===== Records provided

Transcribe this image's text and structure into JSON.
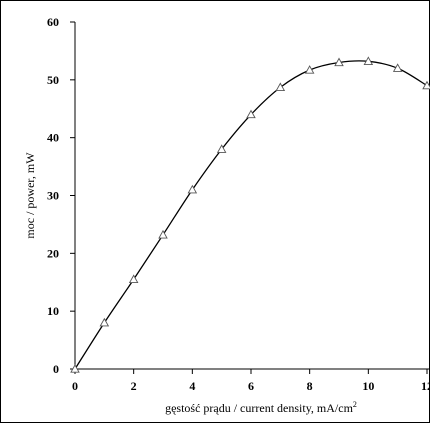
{
  "chart_data": {
    "type": "line",
    "title": "",
    "xlabel": "gęstość prądu / current density, mA/cm",
    "xlabel_sup": "2",
    "ylabel": "moc / power, mW",
    "xlim": [
      0,
      12
    ],
    "ylim": [
      0,
      60
    ],
    "xticks": [
      0,
      2,
      4,
      6,
      8,
      10,
      12
    ],
    "yticks": [
      0,
      10,
      20,
      30,
      40,
      50,
      60
    ],
    "grid": false,
    "series": [
      {
        "marker": "open-triangle",
        "x": [
          0,
          1,
          2,
          3,
          4,
          5,
          6,
          7,
          8,
          9,
          10,
          11,
          12
        ],
        "y": [
          0,
          8,
          15.5,
          23.2,
          31,
          38,
          44,
          48.7,
          51.7,
          53,
          53.2,
          52,
          49
        ]
      }
    ],
    "colors": {
      "line": "#000000",
      "marker_fill": "#ffffff",
      "marker_stroke": "#555555"
    }
  }
}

==========

§ **Task goal**:
The records above are to be restated exactly, without their pictures.

§ **Problem solution**:
Transcribe this image's text and structure into JSON.
{
  "chart_data": {
    "type": "line",
    "title": "",
    "xlabel": "gęstość prądu / current density, mA/cm",
    "xlabel_sup": "2",
    "ylabel": "moc / power, mW",
    "xlim": [
      0,
      12
    ],
    "ylim": [
      0,
      60
    ],
    "xticks": [
      0,
      2,
      4,
      6,
      8,
      10,
      12
    ],
    "yticks": [
      0,
      10,
      20,
      30,
      40,
      50,
      60
    ],
    "grid": false,
    "series": [
      {
        "marker": "open-triangle",
        "x": [
          0,
          1,
          2,
          3,
          4,
          5,
          6,
          7,
          8,
          9,
          10,
          11,
          12
        ],
        "y": [
          0,
          8,
          15.5,
          23.2,
          31,
          38,
          44,
          48.7,
          51.7,
          53,
          53.2,
          52,
          49
        ]
      }
    ],
    "colors": {
      "line": "#000000",
      "marker_fill": "#ffffff",
      "marker_stroke": "#555555"
    }
  }
}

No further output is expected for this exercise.